=== Aim ===
Your task is to extract every entry that follows word for word while excluding the pictures.

=== Extracted records ===
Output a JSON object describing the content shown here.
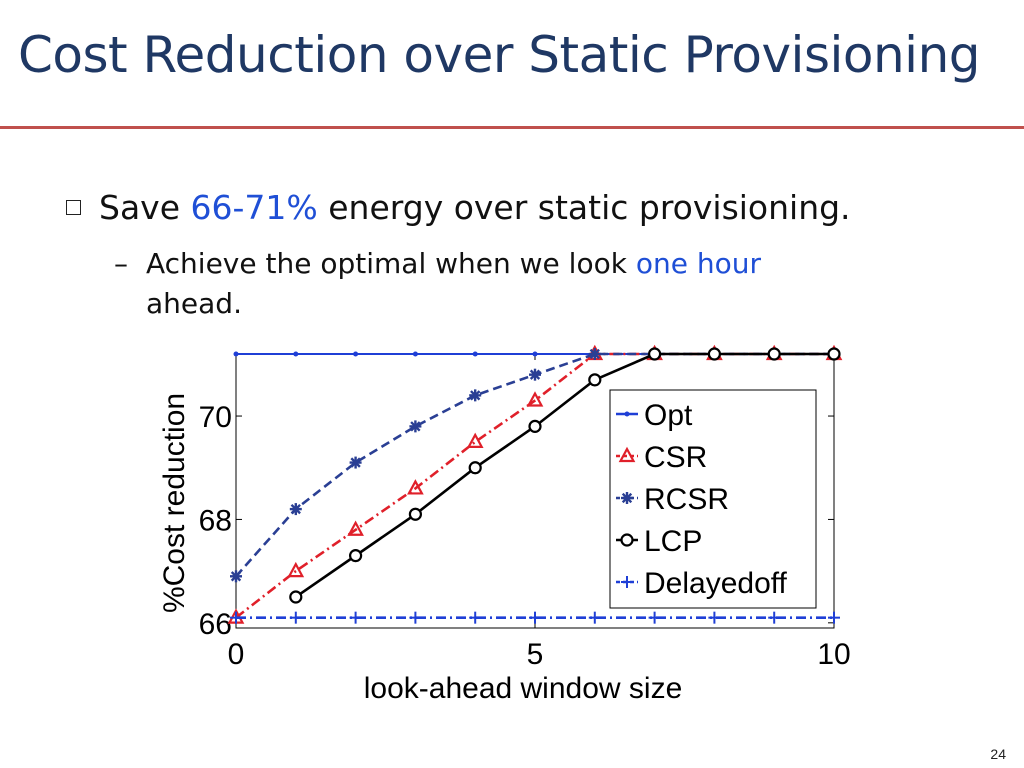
{
  "slide": {
    "title": "Cost Reduction over Static Provisioning",
    "bullet": {
      "pre": "Save ",
      "highlight": "66-71%",
      "post": " energy over static provisioning."
    },
    "sub": {
      "dash": "–",
      "pre": "Achieve the optimal when we look ",
      "highlight": "one hour",
      "post": "ahead."
    },
    "page_number": "24",
    "colors": {
      "title": "#1f3864",
      "rule": "#c0504d",
      "highlight": "#1f4fd6"
    }
  },
  "chart_data": {
    "type": "line",
    "xlabel": "look-ahead window size",
    "ylabel": "%Cost reduction",
    "xlim": [
      0,
      10
    ],
    "ylim": [
      65.9,
      71.2
    ],
    "xticks": [
      "0",
      "5",
      "10"
    ],
    "yticks": [
      "66",
      "68",
      "70"
    ],
    "legend_position": "right",
    "series": [
      {
        "name": "Opt",
        "color": "#1f3fd6",
        "marker": "dot",
        "dash": "solid",
        "x": [
          0,
          1,
          2,
          3,
          4,
          5,
          6,
          7,
          8,
          9,
          10
        ],
        "y": [
          71.2,
          71.2,
          71.2,
          71.2,
          71.2,
          71.2,
          71.2,
          71.2,
          71.2,
          71.2,
          71.2
        ]
      },
      {
        "name": "CSR",
        "color": "#e0202a",
        "marker": "triangle",
        "dash": "dashdot",
        "x": [
          0,
          1,
          2,
          3,
          4,
          5,
          6,
          7,
          8,
          9,
          10
        ],
        "y": [
          66.1,
          67.0,
          67.8,
          68.6,
          69.5,
          70.3,
          71.2,
          71.2,
          71.2,
          71.2,
          71.2
        ]
      },
      {
        "name": "RCSR",
        "color": "#2a3f94",
        "marker": "star",
        "dash": "dash",
        "x": [
          0,
          1,
          2,
          3,
          4,
          5,
          6,
          7,
          8,
          9,
          10
        ],
        "y": [
          66.9,
          68.2,
          69.1,
          69.8,
          70.4,
          70.8,
          71.2,
          71.2,
          71.2,
          71.2,
          71.2
        ]
      },
      {
        "name": "LCP",
        "color": "#000000",
        "marker": "circle",
        "dash": "solid",
        "x": [
          1,
          2,
          3,
          4,
          5,
          6,
          7,
          8,
          9,
          10
        ],
        "y": [
          66.5,
          67.3,
          68.1,
          69.0,
          69.8,
          70.7,
          71.2,
          71.2,
          71.2,
          71.2
        ]
      },
      {
        "name": "Delayedoff",
        "color": "#1f3fd6",
        "marker": "plus",
        "dash": "dashdot",
        "x": [
          0,
          1,
          2,
          3,
          4,
          5,
          6,
          7,
          8,
          9,
          10
        ],
        "y": [
          66.1,
          66.1,
          66.1,
          66.1,
          66.1,
          66.1,
          66.1,
          66.1,
          66.1,
          66.1,
          66.1
        ]
      }
    ]
  }
}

=== Answer in full ===
Output a JSON object describing the content shown here.
{
  "slide": {
    "title": "Cost Reduction over Static Provisioning",
    "bullet": {
      "pre": "Save ",
      "highlight": "66-71%",
      "post": " energy over static provisioning."
    },
    "sub": {
      "dash": "–",
      "pre": "Achieve the optimal when we look ",
      "highlight": "one hour",
      "post": "ahead."
    },
    "page_number": "24",
    "colors": {
      "title": "#1f3864",
      "rule": "#c0504d",
      "highlight": "#1f4fd6"
    }
  },
  "chart_data": {
    "type": "line",
    "xlabel": "look-ahead window size",
    "ylabel": "%Cost reduction",
    "xlim": [
      0,
      10
    ],
    "ylim": [
      65.9,
      71.2
    ],
    "xticks": [
      "0",
      "5",
      "10"
    ],
    "yticks": [
      "66",
      "68",
      "70"
    ],
    "legend_position": "right",
    "series": [
      {
        "name": "Opt",
        "color": "#1f3fd6",
        "marker": "dot",
        "dash": "solid",
        "x": [
          0,
          1,
          2,
          3,
          4,
          5,
          6,
          7,
          8,
          9,
          10
        ],
        "y": [
          71.2,
          71.2,
          71.2,
          71.2,
          71.2,
          71.2,
          71.2,
          71.2,
          71.2,
          71.2,
          71.2
        ]
      },
      {
        "name": "CSR",
        "color": "#e0202a",
        "marker": "triangle",
        "dash": "dashdot",
        "x": [
          0,
          1,
          2,
          3,
          4,
          5,
          6,
          7,
          8,
          9,
          10
        ],
        "y": [
          66.1,
          67.0,
          67.8,
          68.6,
          69.5,
          70.3,
          71.2,
          71.2,
          71.2,
          71.2,
          71.2
        ]
      },
      {
        "name": "RCSR",
        "color": "#2a3f94",
        "marker": "star",
        "dash": "dash",
        "x": [
          0,
          1,
          2,
          3,
          4,
          5,
          6,
          7,
          8,
          9,
          10
        ],
        "y": [
          66.9,
          68.2,
          69.1,
          69.8,
          70.4,
          70.8,
          71.2,
          71.2,
          71.2,
          71.2,
          71.2
        ]
      },
      {
        "name": "LCP",
        "color": "#000000",
        "marker": "circle",
        "dash": "solid",
        "x": [
          1,
          2,
          3,
          4,
          5,
          6,
          7,
          8,
          9,
          10
        ],
        "y": [
          66.5,
          67.3,
          68.1,
          69.0,
          69.8,
          70.7,
          71.2,
          71.2,
          71.2,
          71.2
        ]
      },
      {
        "name": "Delayedoff",
        "color": "#1f3fd6",
        "marker": "plus",
        "dash": "dashdot",
        "x": [
          0,
          1,
          2,
          3,
          4,
          5,
          6,
          7,
          8,
          9,
          10
        ],
        "y": [
          66.1,
          66.1,
          66.1,
          66.1,
          66.1,
          66.1,
          66.1,
          66.1,
          66.1,
          66.1,
          66.1
        ]
      }
    ]
  }
}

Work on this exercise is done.